***** Page extract

The automobile is perhaps the most important invention second only to electricity in the 20th century. It has changed life of man in a way unimaginable before its invention. "The world travels on wheels" is the buzzword of the 20th century. The manufacturing of these automobiles is both a fascinating and challenging task. The simulation team has simulated the manufacturing process of wagons, sedans and convertibles in a Toyota car plant.

The following is the step by step procedure for the manufacturing of cars in the "Toyota Production System":

1. The manufacturing process begins with the chassis assembly. The chassis is the skeleton of the car. It is the part on which the car is built.
2. Axle and tires are fitted to the chassis assembly.
3. In the next stage, the engine is fitted to the chassis. The engine is the power-producing component of the car. The power produced in the engine is use to propel the car. Engines are mostly of the internal combustion type.
4. The gearbox is then fitted into the chassis. The gearbox is the component that is used to change the speed supplied to the wheels.
5. The next stage involves the fitting of the radiator into the engine. The radiator helps in cooling the engine, transmitting the excess heat to the surrounding by conduction.
6. The seats are then fitted to the car in the next stage.
7. The battery is then fitted and electrical connections are carried out. The electrical connections connect the various components of the car to the battery.
8. The body of the car is then fitted on the chassis.
9. The windshield, doors, and wipers are fitted to the car along with the bonnet.
10. The finishing touches are carried out on the car.
11. The car is then sent for inspection and testing after which it is taken to the parking lot and kept ready for shipping.

Below is a block diagram describing the manufacturing flow.

U-Flow in Automobile Manufacturing

The student version of the model limited the number of blocks to be used. The challenge was to use the limited number of blocks available without simplifying the process. For this purpose Sets were used along withAttributes such as "Work time" and "Op time." Given below is a brief explanation of attributes, variables, sets and counters used in the model.

Attributes

1. Worktime: If the job arriving at the workstation is a Hardtop or a Wagon it is delayed by the duration given in the work time attribute of the delay block.
2. Optime (operation time): If the job arriving at the workstation is a Sedan it is delayed by the duration given in the Op time attribute of the delay block.
3. Setindex: Corresponds to a specific workstation in the set of stations.
4. Timein (time in): Denotes the time at which a job arrived in the system.
5. Jobtype (type of job): Denotes that the type of job is a hardtop, wagon or sedan.

Sets

1. Queueset: Signifies all the queues along the main assembly line, which are sequentially visited by the job.
2. Stationset: Corresponds to all the stations along the main assembly line, which are sequentially attended by the job.
3. Resourceset: Denotes all the resources along the main assembly line, which are sequentially attended by the job.

Counters

1. Wagons: Number of wagons produced
2. Hardtops: Number of hardtops produced
3. Sedans: Number of Sedans produced
4. Total cars: Total number of cars produced

Variables

Every job is delayed at the workstation for a specific duration. This is obtained by fitting the historical data in the input analyzer. In the manufacturing model case the duration of the delay is LOGNORMAL with a mean and standard deviation. Since there are three different types of jobs with different delays, a variable array is defined with constants for the distribution. Each constant in the array signifies a part of the operand for a specific job in the delay block. The following three constants have been defined:

1. Mean
2. C
3. Std

 D. Transportation Model [AT]

For any organization having several manufacturing facilities, and a huge and spread market, transportation remains an inevitable part of its total system. The transportation model developed by the simulation team serves as a guideline to study how automobiles manufactured at a particular facility are transported to various places.

**********
***** Given data

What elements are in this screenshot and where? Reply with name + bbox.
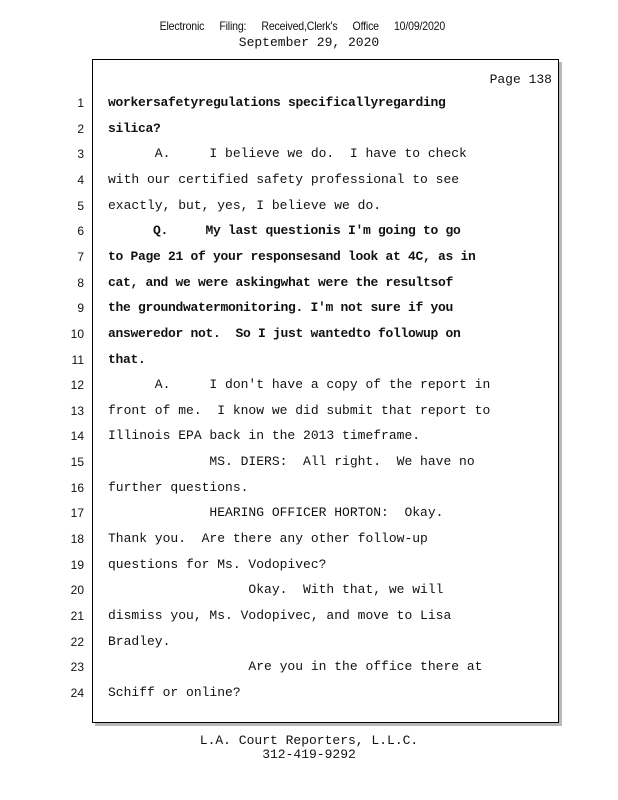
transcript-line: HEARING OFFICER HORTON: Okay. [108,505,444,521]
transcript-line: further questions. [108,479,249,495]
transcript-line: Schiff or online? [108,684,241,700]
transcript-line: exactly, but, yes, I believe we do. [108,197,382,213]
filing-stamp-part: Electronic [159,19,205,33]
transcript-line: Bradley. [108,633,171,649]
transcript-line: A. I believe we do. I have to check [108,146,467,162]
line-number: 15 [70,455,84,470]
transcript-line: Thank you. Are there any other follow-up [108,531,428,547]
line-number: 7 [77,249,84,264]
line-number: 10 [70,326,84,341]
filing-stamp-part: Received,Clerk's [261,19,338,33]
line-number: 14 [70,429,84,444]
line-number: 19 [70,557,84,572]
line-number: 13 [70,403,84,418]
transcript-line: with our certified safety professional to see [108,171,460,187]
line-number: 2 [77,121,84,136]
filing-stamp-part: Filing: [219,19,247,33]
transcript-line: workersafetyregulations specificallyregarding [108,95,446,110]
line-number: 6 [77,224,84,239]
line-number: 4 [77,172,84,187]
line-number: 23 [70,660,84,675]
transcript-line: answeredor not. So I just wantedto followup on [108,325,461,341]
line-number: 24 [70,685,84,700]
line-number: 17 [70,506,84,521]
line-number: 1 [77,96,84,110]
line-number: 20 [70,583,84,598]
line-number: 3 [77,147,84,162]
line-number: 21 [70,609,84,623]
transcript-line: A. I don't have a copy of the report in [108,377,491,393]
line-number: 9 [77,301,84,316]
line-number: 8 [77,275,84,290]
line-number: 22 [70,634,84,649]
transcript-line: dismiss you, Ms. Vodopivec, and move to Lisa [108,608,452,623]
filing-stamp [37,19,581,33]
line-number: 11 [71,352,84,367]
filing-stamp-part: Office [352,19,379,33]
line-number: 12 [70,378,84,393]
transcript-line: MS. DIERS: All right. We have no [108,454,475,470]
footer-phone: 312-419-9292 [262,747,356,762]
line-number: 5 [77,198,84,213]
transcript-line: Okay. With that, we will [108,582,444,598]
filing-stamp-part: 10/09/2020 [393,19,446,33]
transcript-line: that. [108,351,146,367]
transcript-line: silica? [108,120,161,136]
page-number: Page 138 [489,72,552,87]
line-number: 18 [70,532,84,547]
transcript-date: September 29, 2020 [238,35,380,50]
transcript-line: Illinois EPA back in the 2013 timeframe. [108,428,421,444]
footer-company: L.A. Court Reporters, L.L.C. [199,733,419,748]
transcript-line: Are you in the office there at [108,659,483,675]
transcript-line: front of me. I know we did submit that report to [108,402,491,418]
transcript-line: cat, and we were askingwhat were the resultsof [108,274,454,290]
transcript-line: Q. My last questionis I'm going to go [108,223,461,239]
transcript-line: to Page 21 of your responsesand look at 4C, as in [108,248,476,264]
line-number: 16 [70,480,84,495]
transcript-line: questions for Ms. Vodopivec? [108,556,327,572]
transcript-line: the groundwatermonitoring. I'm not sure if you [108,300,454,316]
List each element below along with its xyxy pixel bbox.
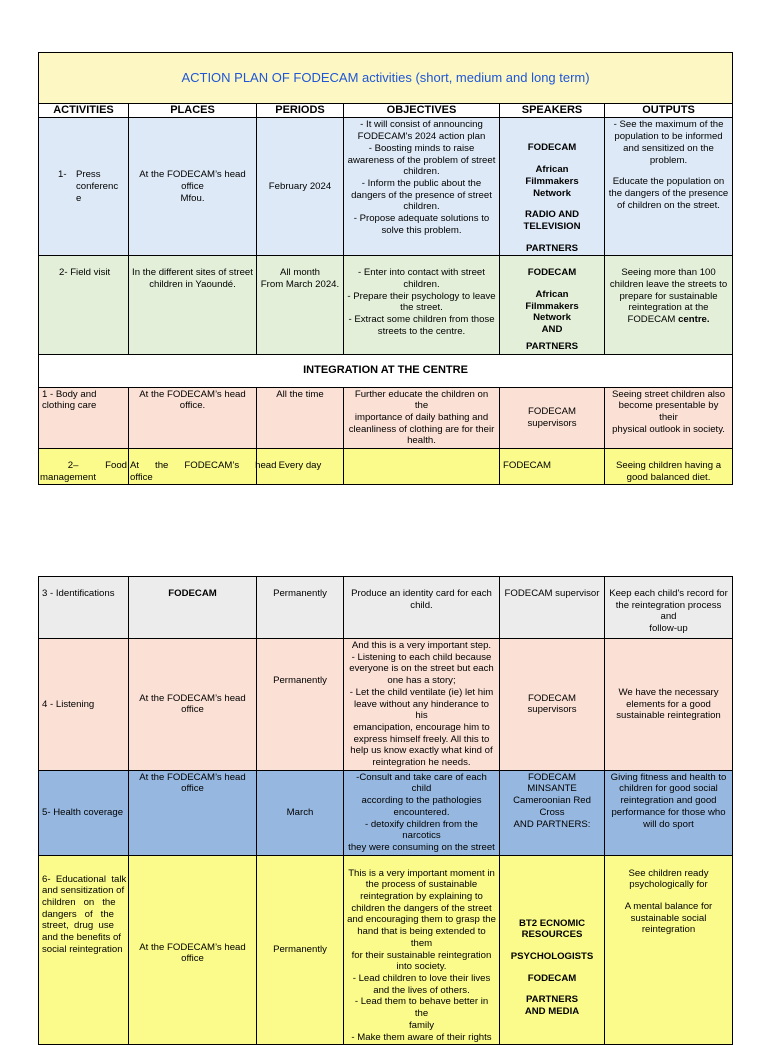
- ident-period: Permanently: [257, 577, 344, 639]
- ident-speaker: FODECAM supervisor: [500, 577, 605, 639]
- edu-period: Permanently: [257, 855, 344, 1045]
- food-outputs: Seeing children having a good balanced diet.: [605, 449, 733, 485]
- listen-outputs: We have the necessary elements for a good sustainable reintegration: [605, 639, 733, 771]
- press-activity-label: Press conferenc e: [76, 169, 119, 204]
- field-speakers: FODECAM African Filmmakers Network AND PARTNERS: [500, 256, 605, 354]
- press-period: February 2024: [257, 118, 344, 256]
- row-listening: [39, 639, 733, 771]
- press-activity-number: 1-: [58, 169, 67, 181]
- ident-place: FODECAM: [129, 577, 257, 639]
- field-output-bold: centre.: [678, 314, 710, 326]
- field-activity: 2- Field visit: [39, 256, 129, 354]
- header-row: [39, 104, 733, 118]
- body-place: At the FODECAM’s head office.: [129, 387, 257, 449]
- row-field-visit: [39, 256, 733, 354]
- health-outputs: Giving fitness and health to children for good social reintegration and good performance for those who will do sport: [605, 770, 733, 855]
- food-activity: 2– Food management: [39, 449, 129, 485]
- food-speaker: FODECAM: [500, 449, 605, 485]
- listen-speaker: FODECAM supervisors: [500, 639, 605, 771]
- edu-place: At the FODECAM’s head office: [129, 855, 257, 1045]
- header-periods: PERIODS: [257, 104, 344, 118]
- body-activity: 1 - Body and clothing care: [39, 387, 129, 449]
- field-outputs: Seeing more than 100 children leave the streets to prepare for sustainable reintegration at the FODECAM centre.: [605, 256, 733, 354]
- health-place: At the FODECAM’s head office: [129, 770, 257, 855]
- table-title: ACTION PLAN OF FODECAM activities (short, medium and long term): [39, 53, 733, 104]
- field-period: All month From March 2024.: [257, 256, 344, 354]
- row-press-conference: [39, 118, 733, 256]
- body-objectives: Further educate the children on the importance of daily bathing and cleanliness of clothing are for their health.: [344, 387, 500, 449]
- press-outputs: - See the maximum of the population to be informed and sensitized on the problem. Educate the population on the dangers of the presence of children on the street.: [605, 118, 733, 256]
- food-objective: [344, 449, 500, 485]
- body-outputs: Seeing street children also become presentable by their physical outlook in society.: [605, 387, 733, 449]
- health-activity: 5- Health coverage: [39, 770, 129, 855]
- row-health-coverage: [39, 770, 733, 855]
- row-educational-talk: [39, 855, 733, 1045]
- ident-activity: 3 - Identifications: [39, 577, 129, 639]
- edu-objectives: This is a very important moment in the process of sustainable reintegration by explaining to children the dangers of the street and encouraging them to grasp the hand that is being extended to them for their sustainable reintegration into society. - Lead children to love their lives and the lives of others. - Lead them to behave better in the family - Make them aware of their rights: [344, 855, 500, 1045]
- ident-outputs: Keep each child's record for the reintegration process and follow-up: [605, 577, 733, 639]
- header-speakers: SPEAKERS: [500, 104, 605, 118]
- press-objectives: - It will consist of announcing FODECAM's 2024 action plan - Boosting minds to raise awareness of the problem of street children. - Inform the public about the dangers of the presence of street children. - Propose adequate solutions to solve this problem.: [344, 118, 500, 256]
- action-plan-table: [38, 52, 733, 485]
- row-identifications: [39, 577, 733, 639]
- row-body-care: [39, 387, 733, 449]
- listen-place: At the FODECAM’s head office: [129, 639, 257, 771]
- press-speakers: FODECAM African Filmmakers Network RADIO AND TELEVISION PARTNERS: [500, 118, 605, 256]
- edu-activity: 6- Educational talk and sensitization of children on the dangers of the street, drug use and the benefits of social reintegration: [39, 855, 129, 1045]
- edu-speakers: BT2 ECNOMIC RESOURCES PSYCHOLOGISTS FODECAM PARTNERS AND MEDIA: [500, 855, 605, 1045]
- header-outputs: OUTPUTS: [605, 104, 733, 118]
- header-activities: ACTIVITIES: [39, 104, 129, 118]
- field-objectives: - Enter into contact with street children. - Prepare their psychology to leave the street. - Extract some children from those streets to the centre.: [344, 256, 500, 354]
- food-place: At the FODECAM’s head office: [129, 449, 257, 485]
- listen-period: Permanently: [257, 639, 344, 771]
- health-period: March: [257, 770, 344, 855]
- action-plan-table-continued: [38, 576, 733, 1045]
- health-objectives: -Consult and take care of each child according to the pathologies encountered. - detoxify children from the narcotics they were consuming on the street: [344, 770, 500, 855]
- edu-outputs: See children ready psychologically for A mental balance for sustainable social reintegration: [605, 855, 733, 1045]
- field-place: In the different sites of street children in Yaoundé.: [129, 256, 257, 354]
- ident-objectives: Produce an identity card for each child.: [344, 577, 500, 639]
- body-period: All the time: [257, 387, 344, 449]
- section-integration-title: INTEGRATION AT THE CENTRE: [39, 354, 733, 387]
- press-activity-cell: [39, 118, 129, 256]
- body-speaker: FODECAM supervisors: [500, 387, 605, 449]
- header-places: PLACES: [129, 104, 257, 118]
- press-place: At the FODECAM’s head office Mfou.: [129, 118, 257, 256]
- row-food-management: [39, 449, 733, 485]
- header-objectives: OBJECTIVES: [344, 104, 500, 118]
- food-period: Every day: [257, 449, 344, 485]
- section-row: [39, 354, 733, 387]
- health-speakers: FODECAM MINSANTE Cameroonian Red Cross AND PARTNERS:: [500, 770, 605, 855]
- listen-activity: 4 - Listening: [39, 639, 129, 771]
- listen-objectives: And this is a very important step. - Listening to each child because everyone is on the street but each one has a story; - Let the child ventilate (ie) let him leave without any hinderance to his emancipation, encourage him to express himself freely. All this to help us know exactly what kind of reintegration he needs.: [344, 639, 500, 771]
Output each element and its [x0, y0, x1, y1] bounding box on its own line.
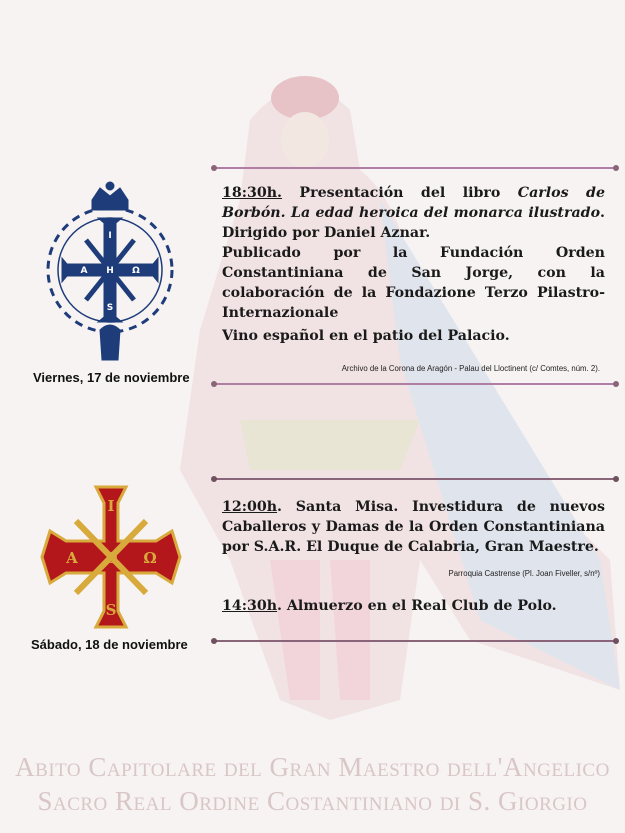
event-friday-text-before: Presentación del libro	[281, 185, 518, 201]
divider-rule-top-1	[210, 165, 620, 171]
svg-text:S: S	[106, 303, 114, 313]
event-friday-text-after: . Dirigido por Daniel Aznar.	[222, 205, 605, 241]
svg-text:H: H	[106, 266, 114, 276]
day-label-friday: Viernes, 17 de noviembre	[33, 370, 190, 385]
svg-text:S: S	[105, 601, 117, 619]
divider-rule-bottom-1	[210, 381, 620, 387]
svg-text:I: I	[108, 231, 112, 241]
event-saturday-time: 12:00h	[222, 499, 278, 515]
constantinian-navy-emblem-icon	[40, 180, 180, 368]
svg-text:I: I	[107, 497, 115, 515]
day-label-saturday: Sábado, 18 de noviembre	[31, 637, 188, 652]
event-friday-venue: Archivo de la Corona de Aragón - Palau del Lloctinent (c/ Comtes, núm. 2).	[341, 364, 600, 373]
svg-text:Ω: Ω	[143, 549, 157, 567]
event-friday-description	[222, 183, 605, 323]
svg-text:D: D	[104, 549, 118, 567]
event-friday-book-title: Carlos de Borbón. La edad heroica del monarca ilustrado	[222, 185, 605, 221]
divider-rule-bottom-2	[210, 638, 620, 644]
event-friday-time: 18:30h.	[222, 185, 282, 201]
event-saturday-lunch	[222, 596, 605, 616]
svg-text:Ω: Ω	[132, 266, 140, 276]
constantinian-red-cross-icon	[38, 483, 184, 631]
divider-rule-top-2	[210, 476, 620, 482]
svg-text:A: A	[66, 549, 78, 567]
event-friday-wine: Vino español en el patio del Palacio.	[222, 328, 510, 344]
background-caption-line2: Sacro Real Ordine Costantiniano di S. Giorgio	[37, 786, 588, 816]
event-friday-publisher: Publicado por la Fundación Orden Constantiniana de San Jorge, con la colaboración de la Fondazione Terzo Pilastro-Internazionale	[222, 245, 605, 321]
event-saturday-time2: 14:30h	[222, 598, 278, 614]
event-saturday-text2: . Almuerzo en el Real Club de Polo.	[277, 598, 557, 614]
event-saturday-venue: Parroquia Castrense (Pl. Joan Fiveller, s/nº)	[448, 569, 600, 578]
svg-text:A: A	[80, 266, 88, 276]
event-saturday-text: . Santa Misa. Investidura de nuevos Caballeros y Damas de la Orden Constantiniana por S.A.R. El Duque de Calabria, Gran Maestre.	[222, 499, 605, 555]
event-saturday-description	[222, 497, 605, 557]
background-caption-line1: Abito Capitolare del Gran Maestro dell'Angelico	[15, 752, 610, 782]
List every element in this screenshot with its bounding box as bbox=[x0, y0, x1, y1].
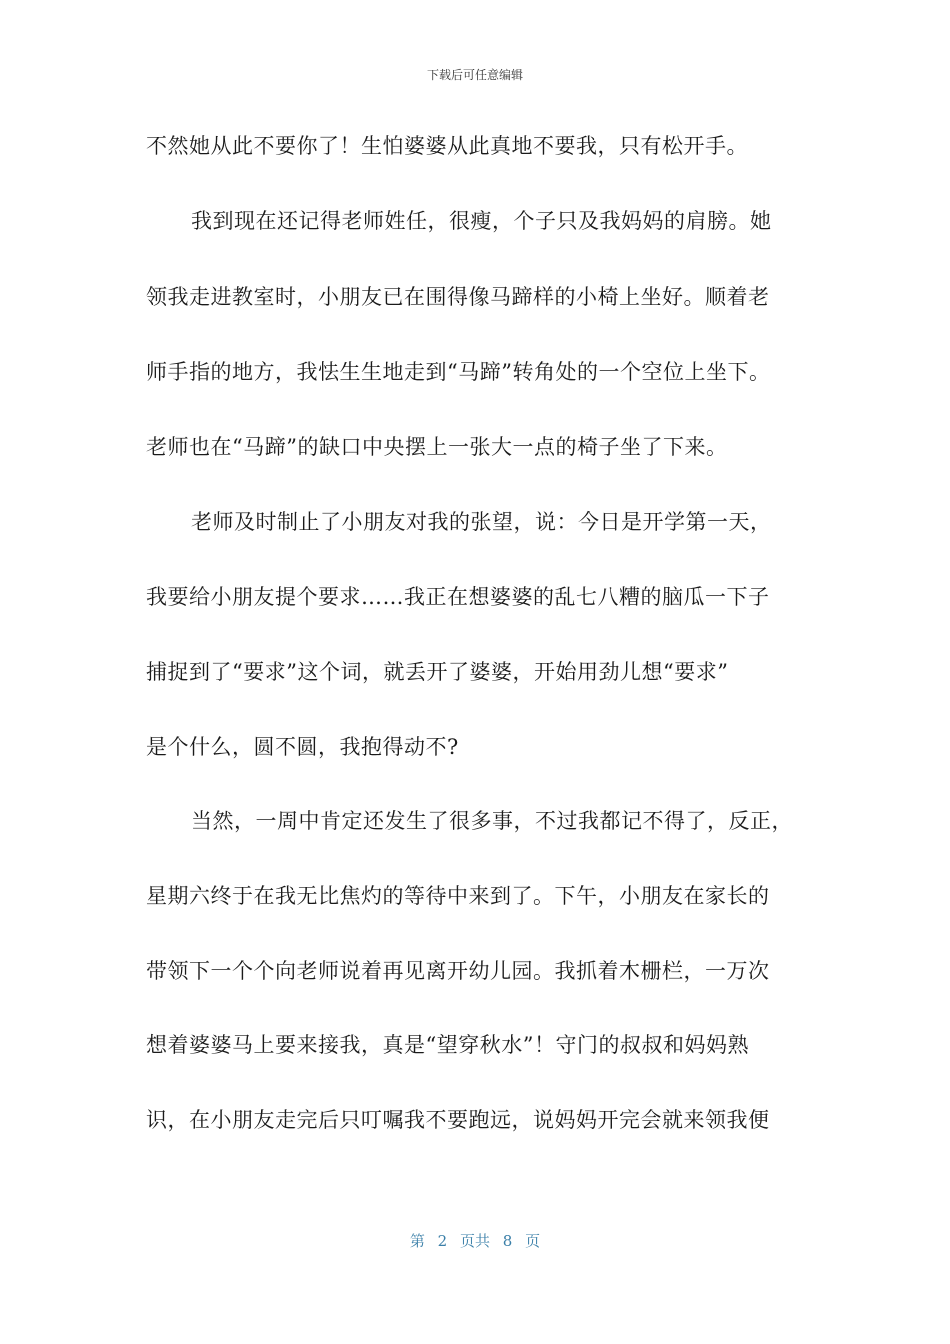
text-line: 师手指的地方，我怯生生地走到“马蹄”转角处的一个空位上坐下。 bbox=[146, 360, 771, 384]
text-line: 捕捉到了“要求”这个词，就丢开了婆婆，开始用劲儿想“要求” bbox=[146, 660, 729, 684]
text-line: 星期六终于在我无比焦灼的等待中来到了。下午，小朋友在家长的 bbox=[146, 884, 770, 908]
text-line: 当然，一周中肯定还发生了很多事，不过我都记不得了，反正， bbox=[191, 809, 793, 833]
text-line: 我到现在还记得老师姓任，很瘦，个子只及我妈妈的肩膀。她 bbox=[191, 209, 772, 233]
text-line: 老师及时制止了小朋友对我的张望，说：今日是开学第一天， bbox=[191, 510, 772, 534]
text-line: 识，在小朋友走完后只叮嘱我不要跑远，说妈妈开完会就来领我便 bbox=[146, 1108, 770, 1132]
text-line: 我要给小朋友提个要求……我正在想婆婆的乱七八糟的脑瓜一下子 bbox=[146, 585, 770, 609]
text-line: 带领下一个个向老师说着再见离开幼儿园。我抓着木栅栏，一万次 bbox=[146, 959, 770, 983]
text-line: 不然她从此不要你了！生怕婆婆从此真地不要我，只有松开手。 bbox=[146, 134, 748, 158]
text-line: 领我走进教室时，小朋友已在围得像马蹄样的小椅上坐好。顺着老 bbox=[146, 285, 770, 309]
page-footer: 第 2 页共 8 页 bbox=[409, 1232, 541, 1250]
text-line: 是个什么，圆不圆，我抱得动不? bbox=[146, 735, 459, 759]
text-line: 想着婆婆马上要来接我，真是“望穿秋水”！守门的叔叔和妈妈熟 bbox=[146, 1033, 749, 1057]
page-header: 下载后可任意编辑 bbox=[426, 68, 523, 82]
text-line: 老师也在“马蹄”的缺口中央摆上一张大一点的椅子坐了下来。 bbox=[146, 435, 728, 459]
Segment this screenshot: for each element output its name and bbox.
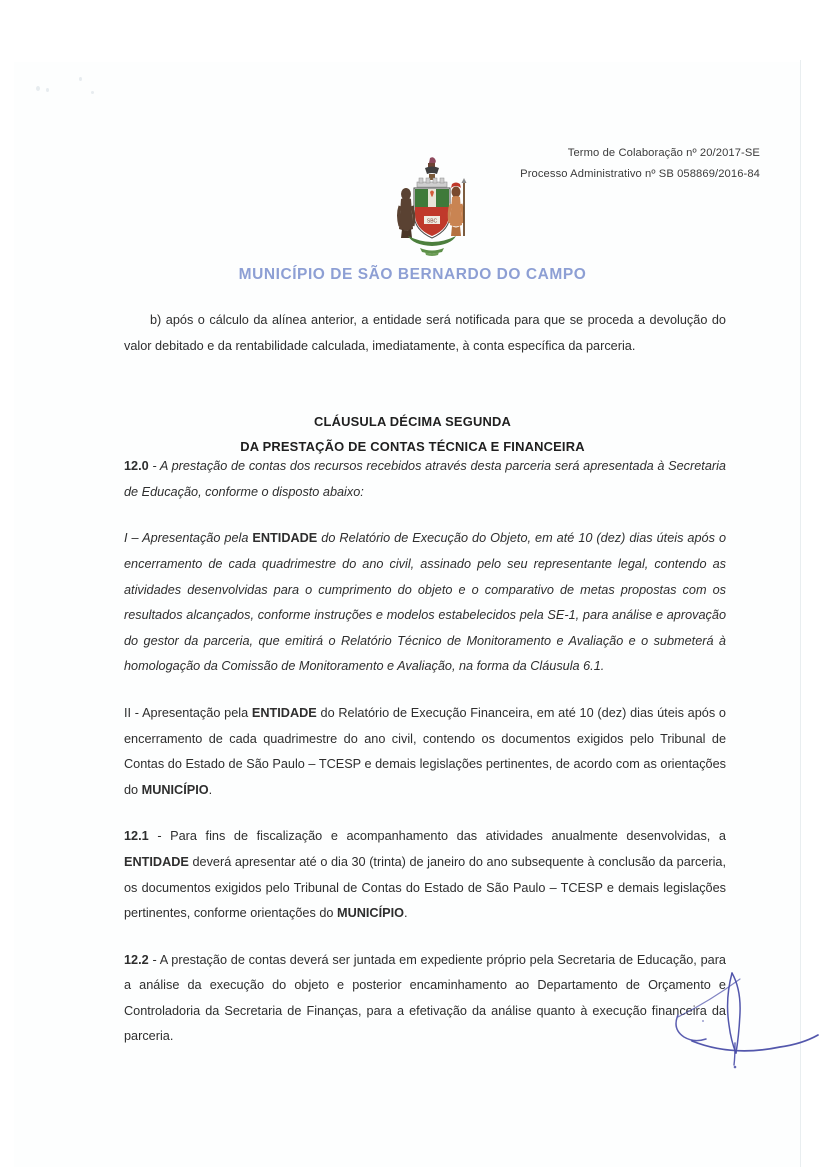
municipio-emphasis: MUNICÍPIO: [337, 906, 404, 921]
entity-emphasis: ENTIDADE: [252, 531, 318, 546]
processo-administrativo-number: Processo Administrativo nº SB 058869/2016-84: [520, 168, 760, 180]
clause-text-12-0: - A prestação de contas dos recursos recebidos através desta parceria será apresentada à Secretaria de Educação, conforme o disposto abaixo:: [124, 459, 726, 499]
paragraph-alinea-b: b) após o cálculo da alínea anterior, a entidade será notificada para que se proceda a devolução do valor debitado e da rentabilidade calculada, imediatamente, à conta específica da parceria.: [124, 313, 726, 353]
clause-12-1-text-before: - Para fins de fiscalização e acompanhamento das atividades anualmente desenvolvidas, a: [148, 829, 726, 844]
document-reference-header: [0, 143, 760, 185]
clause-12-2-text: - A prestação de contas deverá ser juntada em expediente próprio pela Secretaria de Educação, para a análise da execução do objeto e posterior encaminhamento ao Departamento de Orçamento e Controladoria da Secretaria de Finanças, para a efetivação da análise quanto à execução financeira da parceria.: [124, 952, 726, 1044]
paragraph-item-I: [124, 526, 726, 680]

**********

— Required work —
• a. On the car manufacturing page, what kind of distribution does the delay at each workstation follow?
• b. Reproduce the part of the car manufacturing page starting at "7. The battery" and ending at "on the chassis.".
The entries have nothing to do with the car manufacturing page.

— Solutions to the problems —
• a. The delay is lognormal, with a mean and a standard deviation.

• b.
7. The battery is then fitted and electrical connections are carried out. The electrical connections connect the various components of the car to the battery.
8. The body of the car is then fitted on the chassis.